**Do this:** Copy out all lines with the word "dash" in them.

**Extracted entries:**
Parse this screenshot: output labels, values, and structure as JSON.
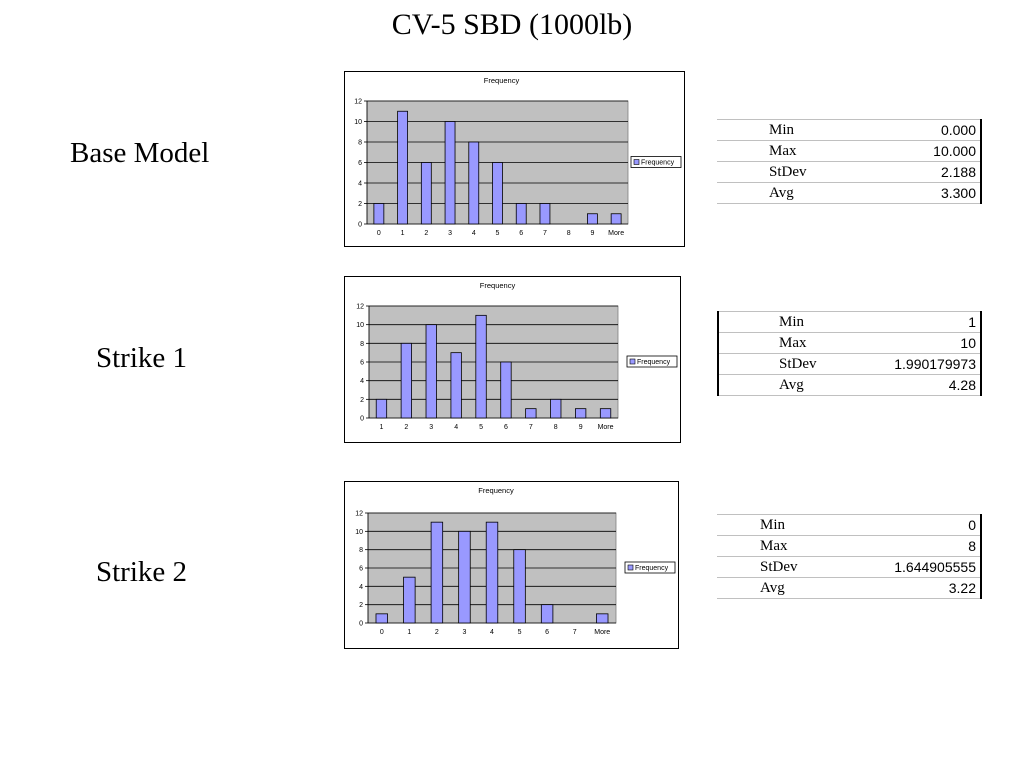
{
  "page": {
    "title": "CV-5 SBD (1000lb)"
  },
  "rows": [
    {
      "label": "Base Model",
      "stats": [
        {
          "k": "Min",
          "v": "0.000"
        },
        {
          "k": "Max",
          "v": "10.000"
        },
        {
          "k": "StDev",
          "v": "2.188"
        },
        {
          "k": "Avg",
          "v": "3.300"
        }
      ]
    },
    {
      "label": "Strike 1",
      "stats": [
        {
          "k": "Min",
          "v": "1"
        },
        {
          "k": "Max",
          "v": "10"
        },
        {
          "k": "StDev",
          "v": "1.990179973"
        },
        {
          "k": "Avg",
          "v": "4.28"
        }
      ]
    },
    {
      "label": "Strike 2",
      "stats": [
        {
          "k": "Min",
          "v": "0"
        },
        {
          "k": "Max",
          "v": "8"
        },
        {
          "k": "StDev",
          "v": "1.644905555"
        },
        {
          "k": "Avg",
          "v": "3.22"
        }
      ]
    }
  ],
  "chart_data": [
    {
      "type": "bar",
      "title": "Frequency",
      "legend": "right",
      "grid": true,
      "categories": [
        "0",
        "1",
        "2",
        "3",
        "4",
        "5",
        "6",
        "7",
        "8",
        "9",
        "More"
      ],
      "series": [
        {
          "name": "Frequency",
          "values": [
            2,
            11,
            6,
            10,
            8,
            6,
            2,
            2,
            0,
            1,
            1
          ]
        }
      ],
      "yticks": [
        "0",
        "2",
        "4",
        "6",
        "8",
        "10",
        "12"
      ],
      "ylim": [
        0,
        12
      ]
    },
    {
      "type": "bar",
      "title": "Frequency",
      "legend": "right",
      "grid": true,
      "categories": [
        "1",
        "2",
        "3",
        "4",
        "5",
        "6",
        "7",
        "8",
        "9",
        "More"
      ],
      "series": [
        {
          "name": "Frequency",
          "values": [
            2,
            8,
            10,
            7,
            11,
            6,
            1,
            2,
            1,
            1
          ]
        }
      ],
      "yticks": [
        "0",
        "2",
        "4",
        "6",
        "8",
        "10",
        "12"
      ],
      "ylim": [
        0,
        12
      ]
    },
    {
      "type": "bar",
      "title": "Frequency",
      "legend": "right",
      "grid": true,
      "categories": [
        "0",
        "1",
        "2",
        "3",
        "4",
        "5",
        "6",
        "7",
        "More"
      ],
      "series": [
        {
          "name": "Frequency",
          "values": [
            1,
            5,
            11,
            10,
            11,
            8,
            2,
            0,
            1
          ]
        }
      ],
      "yticks": [
        "0",
        "2",
        "4",
        "6",
        "8",
        "10",
        "12"
      ],
      "ylim": [
        0,
        12
      ]
    }
  ]
}
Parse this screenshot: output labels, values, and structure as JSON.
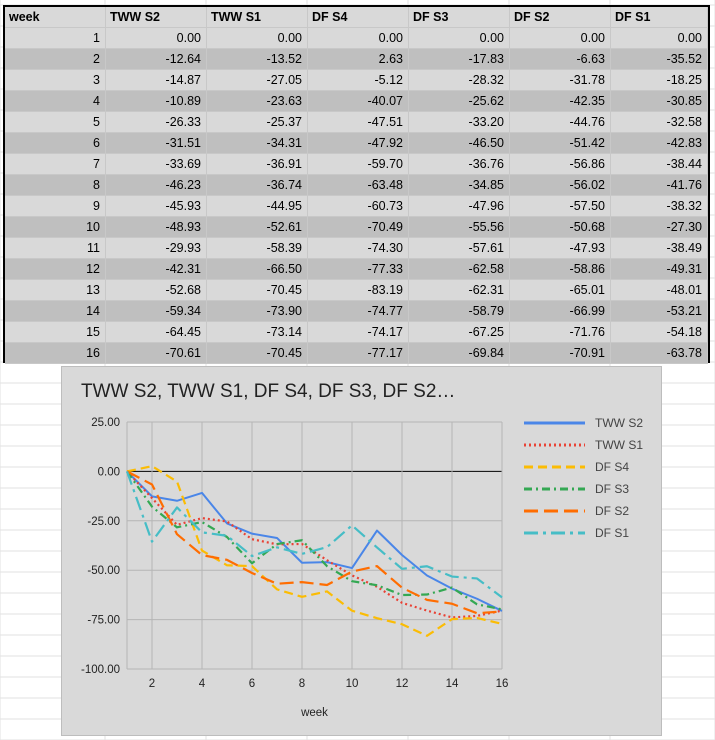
{
  "table": {
    "headers": [
      "week",
      "TWW S2",
      "TWW S1",
      "DF S4",
      "DF S3",
      "DF S2",
      "DF S1"
    ],
    "rows": [
      [
        "1",
        "0.00",
        "0.00",
        "0.00",
        "0.00",
        "0.00",
        "0.00"
      ],
      [
        "2",
        "-12.64",
        "-13.52",
        "2.63",
        "-17.83",
        "-6.63",
        "-35.52"
      ],
      [
        "3",
        "-14.87",
        "-27.05",
        "-5.12",
        "-28.32",
        "-31.78",
        "-18.25"
      ],
      [
        "4",
        "-10.89",
        "-23.63",
        "-40.07",
        "-25.62",
        "-42.35",
        "-30.85"
      ],
      [
        "5",
        "-26.33",
        "-25.37",
        "-47.51",
        "-33.20",
        "-44.76",
        "-32.58"
      ],
      [
        "6",
        "-31.51",
        "-34.31",
        "-47.92",
        "-46.50",
        "-51.42",
        "-42.83"
      ],
      [
        "7",
        "-33.69",
        "-36.91",
        "-59.70",
        "-36.76",
        "-56.86",
        "-38.44"
      ],
      [
        "8",
        "-46.23",
        "-36.74",
        "-63.48",
        "-34.85",
        "-56.02",
        "-41.76"
      ],
      [
        "9",
        "-45.93",
        "-44.95",
        "-60.73",
        "-47.96",
        "-57.50",
        "-38.32"
      ],
      [
        "10",
        "-48.93",
        "-52.61",
        "-70.49",
        "-55.56",
        "-50.68",
        "-27.30"
      ],
      [
        "11",
        "-29.93",
        "-58.39",
        "-74.30",
        "-57.61",
        "-47.93",
        "-38.49"
      ],
      [
        "12",
        "-42.31",
        "-66.50",
        "-77.33",
        "-62.58",
        "-58.86",
        "-49.31"
      ],
      [
        "13",
        "-52.68",
        "-70.45",
        "-83.19",
        "-62.31",
        "-65.01",
        "-48.01"
      ],
      [
        "14",
        "-59.34",
        "-73.90",
        "-74.77",
        "-58.79",
        "-66.99",
        "-53.21"
      ],
      [
        "15",
        "-64.45",
        "-73.14",
        "-74.17",
        "-67.25",
        "-71.76",
        "-54.18"
      ],
      [
        "16",
        "-70.61",
        "-70.45",
        "-77.17",
        "-69.84",
        "-70.91",
        "-63.78"
      ]
    ]
  },
  "chart_data": {
    "type": "line",
    "title": "TWW S2, TWW S1, DF S4, DF S3, DF S2…",
    "xlabel": "week",
    "ylabel": "",
    "x": [
      1,
      2,
      3,
      4,
      5,
      6,
      7,
      8,
      9,
      10,
      11,
      12,
      13,
      14,
      15,
      16
    ],
    "xlim": [
      1,
      16
    ],
    "ylim": [
      -100,
      25
    ],
    "x_ticks": [
      2,
      4,
      6,
      8,
      10,
      12,
      14,
      16
    ],
    "y_ticks": [
      25,
      0,
      -25,
      -50,
      -75,
      -100
    ],
    "y_tick_labels": [
      "25.00",
      "0.00",
      "-25.00",
      "-50.00",
      "-75.00",
      "-100.00"
    ],
    "grid": true,
    "legend_position": "right",
    "series": [
      {
        "name": "TWW S2",
        "color": "#4a86e8",
        "dash": "solid",
        "values": [
          0.0,
          -12.64,
          -14.87,
          -10.89,
          -26.33,
          -31.51,
          -33.69,
          -46.23,
          -45.93,
          -48.93,
          -29.93,
          -42.31,
          -52.68,
          -59.34,
          -64.45,
          -70.61
        ]
      },
      {
        "name": "TWW S1",
        "color": "#e94235",
        "dash": "dot",
        "values": [
          0.0,
          -13.52,
          -27.05,
          -23.63,
          -25.37,
          -34.31,
          -36.91,
          -36.74,
          -44.95,
          -52.61,
          -58.39,
          -66.5,
          -70.45,
          -73.9,
          -73.14,
          -70.45
        ]
      },
      {
        "name": "DF S4",
        "color": "#fbbc04",
        "dash": "dash",
        "values": [
          0.0,
          2.63,
          -5.12,
          -40.07,
          -47.51,
          -47.92,
          -59.7,
          -63.48,
          -60.73,
          -70.49,
          -74.3,
          -77.33,
          -83.19,
          -74.77,
          -74.17,
          -77.17
        ]
      },
      {
        "name": "DF S3",
        "color": "#34a853",
        "dash": "dashdot",
        "values": [
          0.0,
          -17.83,
          -28.32,
          -25.62,
          -33.2,
          -46.5,
          -36.76,
          -34.85,
          -47.96,
          -55.56,
          -57.61,
          -62.58,
          -62.31,
          -58.79,
          -67.25,
          -69.84
        ]
      },
      {
        "name": "DF S2",
        "color": "#ff6d01",
        "dash": "longdash",
        "values": [
          0.0,
          -6.63,
          -31.78,
          -42.35,
          -44.76,
          -51.42,
          -56.86,
          -56.02,
          -57.5,
          -50.68,
          -47.93,
          -58.86,
          -65.01,
          -66.99,
          -71.76,
          -70.91
        ]
      },
      {
        "name": "DF S1",
        "color": "#46bdc6",
        "dash": "longdashdot",
        "values": [
          0.0,
          -35.52,
          -18.25,
          -30.85,
          -32.58,
          -42.83,
          -38.44,
          -41.76,
          -38.32,
          -27.3,
          -38.49,
          -49.31,
          -48.01,
          -53.21,
          -54.18,
          -63.78
        ]
      }
    ]
  }
}
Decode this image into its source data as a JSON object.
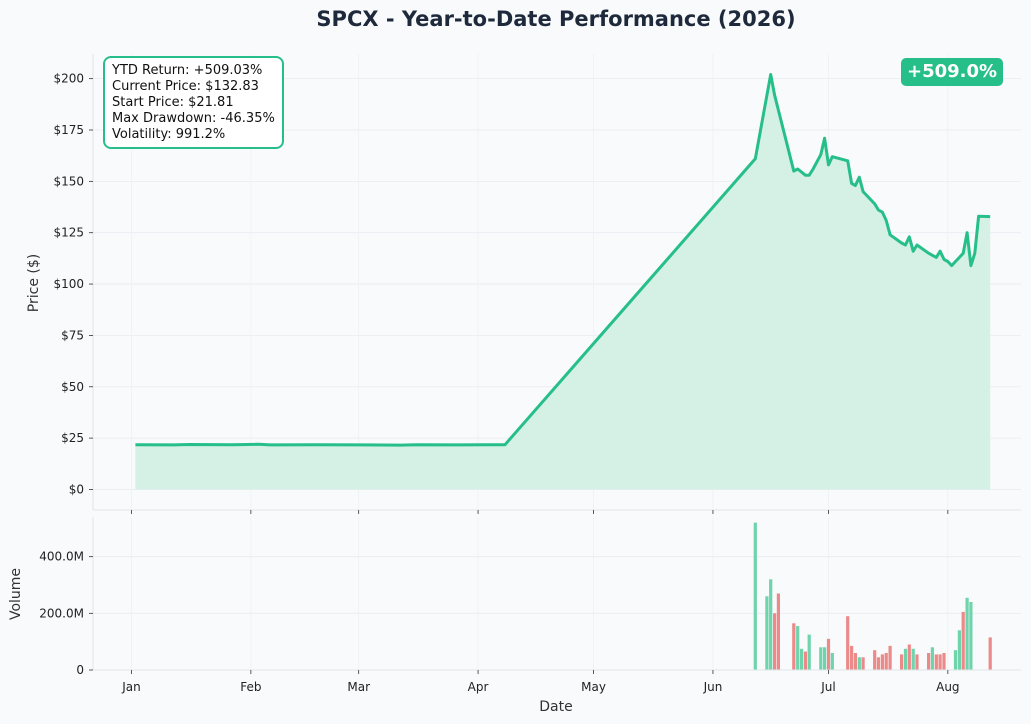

**Task result:**
        "dash": "solid",
        "dash": "dot",
        "dash": "dash",
        "dash": "dashdot",
        "dash": "longdash",
        "dash": "longdashdot",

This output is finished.